======== Fragmento del texto ========

«Daos cuenta del momento en que vivís»
Mis queridos hermanos y amigos:
Muchas veces nos reprochamos dentro y fuera de la Iglesia que no caemos en la cuenta del tiempo en que vivimos. El reproche se refiere casi siempre a aspectos muy particulares y concretos de la historia presente y a su correcta interpretación. Ha sido muy frecuente, por ejemplo, en las últimas semanas escuchar la siguiente pregunta: ¿los atentados de Nueva York y Washington del 11 de septiembre significan un cambio decisivo para el futuro de la humanidad? Nada va a ser como antes -se contesta- en el modo de ordenar las relaciones internacionales y de conducir la convivencia entre los pueblos y naciones que conforman «la aldea global» en la que se ha convertido hoy el mundo. Y, ciertamente, es de suma importancia para acertar con los caminos concretos de la justicia y de la paz el saber interpretar en toda su verdad los signos de cada tiempo y época de la historia. Y lo es también en el ámbito especifico de la vida de cada persona y de su intransferible historia personal. ¡Cuántas veces las circunstancias que nos rodean, y que afectan a nuestra intimidad, las relacionadas con los demás, con la familia, con la profesión, con los acontecimientos que marcan el ritmo de la vida pública y de los movimientos sociales, nos están descubriendo el horizonte de la verdad y de la voluntad de Dios para con nosotros!
San Pablo se lo recordaba a los cristianos de la primera comunidad de Roma en unos términos de gran apremio, inaplazables. Les decía: «hermanos: daos cuenta del momento en que vivís ¡ya es hora de despertaros del sueño, porque ahora nuestra salvación está más cerca que cuando empezamos a creer!» (Ro 13,11).

========

> [Tarea indicada A]: En el fragmento del texto, ¿a quiénes dirigía San Pablo sus palabras?
El fragmento del texto y los registros no tienen relación entre sí.

======== Materiales proporcionados ========

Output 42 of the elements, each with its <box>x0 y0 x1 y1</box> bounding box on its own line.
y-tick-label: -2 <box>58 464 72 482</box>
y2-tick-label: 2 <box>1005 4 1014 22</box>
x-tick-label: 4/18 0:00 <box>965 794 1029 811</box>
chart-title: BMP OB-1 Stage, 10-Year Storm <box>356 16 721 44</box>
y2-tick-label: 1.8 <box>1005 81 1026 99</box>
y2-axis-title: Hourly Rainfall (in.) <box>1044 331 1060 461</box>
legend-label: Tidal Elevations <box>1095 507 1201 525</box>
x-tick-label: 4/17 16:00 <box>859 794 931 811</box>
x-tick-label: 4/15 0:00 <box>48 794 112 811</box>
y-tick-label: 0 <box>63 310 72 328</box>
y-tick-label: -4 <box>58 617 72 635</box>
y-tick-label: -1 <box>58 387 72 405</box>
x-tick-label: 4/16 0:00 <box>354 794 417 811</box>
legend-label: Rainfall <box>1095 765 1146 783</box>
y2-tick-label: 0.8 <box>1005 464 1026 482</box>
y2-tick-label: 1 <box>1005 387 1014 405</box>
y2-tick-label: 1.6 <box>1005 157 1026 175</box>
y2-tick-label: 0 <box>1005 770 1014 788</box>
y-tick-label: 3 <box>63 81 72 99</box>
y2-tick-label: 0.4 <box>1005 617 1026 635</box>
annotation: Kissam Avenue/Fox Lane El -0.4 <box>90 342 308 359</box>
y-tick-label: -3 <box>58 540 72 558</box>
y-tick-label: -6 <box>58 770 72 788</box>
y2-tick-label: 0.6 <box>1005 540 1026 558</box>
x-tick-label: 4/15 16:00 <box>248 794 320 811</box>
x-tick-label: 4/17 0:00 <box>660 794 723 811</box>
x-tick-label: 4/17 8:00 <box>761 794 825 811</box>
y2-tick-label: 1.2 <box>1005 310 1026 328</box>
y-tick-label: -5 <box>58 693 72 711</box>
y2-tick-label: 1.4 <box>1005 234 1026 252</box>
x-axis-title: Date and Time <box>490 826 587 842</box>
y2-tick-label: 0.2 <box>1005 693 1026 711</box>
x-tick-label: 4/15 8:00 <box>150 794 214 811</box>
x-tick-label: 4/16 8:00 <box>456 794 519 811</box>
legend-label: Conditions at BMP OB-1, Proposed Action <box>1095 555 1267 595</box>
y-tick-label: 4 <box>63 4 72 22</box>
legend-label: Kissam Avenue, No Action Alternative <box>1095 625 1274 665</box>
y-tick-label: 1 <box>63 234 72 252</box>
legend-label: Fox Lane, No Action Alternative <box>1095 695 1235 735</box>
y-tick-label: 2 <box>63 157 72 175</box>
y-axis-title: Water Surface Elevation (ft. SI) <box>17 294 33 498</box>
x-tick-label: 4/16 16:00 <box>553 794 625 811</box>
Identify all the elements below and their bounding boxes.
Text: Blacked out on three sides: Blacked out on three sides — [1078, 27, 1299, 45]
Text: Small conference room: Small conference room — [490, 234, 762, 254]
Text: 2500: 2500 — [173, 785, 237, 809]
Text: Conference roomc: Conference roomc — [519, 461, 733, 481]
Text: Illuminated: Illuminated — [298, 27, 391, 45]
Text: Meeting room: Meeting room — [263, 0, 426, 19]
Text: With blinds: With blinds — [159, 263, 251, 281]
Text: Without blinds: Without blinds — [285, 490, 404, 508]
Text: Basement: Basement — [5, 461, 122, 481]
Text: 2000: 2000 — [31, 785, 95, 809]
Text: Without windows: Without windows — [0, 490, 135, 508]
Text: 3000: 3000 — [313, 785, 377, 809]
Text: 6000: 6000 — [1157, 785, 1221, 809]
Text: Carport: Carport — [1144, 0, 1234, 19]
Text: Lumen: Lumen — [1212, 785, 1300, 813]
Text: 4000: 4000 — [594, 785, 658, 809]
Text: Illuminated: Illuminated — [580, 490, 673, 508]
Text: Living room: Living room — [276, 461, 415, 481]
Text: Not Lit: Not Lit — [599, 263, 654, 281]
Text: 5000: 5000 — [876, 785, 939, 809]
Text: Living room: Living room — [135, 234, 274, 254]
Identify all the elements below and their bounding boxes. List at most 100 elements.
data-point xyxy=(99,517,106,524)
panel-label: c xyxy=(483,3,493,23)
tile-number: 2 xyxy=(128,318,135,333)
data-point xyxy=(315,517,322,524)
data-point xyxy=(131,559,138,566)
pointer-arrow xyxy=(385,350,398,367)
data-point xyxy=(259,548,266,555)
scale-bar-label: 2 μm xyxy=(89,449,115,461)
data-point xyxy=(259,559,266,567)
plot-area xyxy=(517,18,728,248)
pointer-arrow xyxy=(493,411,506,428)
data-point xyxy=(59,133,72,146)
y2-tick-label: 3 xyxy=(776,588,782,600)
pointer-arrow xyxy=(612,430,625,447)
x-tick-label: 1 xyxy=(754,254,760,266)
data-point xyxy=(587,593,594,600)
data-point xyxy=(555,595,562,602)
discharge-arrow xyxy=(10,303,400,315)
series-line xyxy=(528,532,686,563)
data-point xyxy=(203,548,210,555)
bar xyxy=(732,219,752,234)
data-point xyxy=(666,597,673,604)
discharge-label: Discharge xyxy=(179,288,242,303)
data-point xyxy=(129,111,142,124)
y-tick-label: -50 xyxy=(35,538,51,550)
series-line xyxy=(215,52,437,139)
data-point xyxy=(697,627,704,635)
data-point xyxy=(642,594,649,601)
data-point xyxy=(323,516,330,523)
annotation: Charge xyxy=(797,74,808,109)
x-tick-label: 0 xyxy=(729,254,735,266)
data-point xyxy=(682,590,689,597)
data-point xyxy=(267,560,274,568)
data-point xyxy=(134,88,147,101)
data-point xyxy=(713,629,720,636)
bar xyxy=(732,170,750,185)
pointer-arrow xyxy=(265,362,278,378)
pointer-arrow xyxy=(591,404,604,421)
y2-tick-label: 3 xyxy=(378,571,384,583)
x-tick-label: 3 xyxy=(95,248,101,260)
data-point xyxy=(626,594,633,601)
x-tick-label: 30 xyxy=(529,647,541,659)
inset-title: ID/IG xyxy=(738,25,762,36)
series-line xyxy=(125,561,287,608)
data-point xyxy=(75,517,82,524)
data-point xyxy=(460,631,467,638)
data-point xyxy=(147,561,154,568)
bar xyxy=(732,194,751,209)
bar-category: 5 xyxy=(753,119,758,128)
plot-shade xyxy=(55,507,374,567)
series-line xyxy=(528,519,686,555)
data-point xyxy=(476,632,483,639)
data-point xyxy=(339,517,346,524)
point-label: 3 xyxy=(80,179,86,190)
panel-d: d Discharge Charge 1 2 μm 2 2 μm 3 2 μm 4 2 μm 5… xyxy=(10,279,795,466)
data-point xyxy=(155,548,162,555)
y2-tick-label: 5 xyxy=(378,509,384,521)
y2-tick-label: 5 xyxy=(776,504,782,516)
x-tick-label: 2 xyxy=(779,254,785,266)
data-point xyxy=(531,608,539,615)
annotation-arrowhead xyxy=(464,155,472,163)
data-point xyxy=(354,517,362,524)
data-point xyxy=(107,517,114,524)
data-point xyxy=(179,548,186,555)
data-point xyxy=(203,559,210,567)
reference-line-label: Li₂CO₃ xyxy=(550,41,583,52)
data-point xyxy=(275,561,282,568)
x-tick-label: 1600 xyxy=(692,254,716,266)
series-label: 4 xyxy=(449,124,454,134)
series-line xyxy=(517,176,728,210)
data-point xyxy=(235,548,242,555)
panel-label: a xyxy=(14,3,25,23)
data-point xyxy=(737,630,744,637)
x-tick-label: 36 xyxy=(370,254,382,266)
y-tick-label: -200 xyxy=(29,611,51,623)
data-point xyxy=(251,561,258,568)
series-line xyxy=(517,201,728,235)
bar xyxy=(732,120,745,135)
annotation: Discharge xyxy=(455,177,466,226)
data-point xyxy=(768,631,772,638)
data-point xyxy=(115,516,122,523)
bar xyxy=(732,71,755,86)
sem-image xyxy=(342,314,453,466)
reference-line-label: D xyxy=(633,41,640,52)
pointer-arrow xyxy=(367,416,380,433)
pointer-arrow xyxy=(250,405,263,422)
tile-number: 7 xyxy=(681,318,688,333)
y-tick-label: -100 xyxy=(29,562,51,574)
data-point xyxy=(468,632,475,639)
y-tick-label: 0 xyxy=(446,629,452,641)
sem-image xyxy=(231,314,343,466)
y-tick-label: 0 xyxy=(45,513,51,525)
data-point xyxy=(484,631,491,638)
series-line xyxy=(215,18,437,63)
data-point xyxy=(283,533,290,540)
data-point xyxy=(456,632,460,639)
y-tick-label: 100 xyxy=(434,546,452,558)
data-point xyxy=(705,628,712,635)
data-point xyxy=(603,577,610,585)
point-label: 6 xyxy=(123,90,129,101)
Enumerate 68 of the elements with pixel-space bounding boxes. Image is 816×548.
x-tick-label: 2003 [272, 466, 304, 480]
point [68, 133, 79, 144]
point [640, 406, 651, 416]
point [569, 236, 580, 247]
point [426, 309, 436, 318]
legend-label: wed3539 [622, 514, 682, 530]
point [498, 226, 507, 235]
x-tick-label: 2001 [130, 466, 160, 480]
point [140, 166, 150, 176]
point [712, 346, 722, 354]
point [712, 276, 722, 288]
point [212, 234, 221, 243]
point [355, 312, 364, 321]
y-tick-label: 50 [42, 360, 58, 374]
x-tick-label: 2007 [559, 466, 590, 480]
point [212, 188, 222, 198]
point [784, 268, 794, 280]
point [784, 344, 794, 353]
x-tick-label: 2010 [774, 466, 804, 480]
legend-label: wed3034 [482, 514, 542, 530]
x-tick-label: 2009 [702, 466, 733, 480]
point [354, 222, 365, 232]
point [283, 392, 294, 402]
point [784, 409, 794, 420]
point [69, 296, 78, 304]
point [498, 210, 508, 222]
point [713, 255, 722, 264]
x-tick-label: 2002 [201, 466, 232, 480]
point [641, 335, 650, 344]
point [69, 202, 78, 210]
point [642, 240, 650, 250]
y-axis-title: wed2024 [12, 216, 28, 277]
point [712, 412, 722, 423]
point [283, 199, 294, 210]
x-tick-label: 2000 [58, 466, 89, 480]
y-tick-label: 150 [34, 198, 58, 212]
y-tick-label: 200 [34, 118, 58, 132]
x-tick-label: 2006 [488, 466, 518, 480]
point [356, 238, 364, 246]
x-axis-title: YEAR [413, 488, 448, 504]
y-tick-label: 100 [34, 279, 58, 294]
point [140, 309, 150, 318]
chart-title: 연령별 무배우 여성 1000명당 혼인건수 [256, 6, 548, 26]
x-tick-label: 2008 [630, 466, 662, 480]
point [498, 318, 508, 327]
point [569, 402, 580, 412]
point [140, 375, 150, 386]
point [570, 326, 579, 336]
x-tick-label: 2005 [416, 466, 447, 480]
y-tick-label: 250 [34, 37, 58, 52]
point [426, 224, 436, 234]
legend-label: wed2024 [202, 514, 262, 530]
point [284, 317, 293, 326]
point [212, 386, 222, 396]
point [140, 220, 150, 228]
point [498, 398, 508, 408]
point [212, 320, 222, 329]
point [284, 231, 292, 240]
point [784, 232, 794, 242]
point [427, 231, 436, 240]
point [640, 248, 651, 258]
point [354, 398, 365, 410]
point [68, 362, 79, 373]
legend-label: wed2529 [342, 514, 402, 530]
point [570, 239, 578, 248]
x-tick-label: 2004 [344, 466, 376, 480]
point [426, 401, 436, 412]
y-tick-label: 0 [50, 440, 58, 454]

========

> [Tarea indicada B]: Vuelve a escribir sin ningún cambio las líneas de los registros que van desde su comienzo hasta la línea que contiene "x-tick-label: 4/17 16:00", ambas incluidas.

> [Respuesta esperada A]: A los cristianos de la primera comunidad de Roma.

> [Respuesta esperada B]:
Output 42 of the elements, each with its <box>x0 y0 x1 y1</box> bounding box on its own line.
y-tick-label: -2 <box>58 464 72 482</box>
y2-tick-label: 2 <box>1005 4 1014 22</box>
x-tick-label: 4/18 0:00 <box>965 794 1029 811</box>
chart-title: BMP OB-1 Stage, 10-Year Storm <box>356 16 721 44</box>
y2-tick-label: 1.8 <box>1005 81 1026 99</box>
y2-axis-title: Hourly Rainfall (in.) <box>1044 331 1060 461</box>
legend-label: Tidal Elevations <box>1095 507 1201 525</box>
x-tick-label: 4/17 16:00 <box>859 794 931 811</box>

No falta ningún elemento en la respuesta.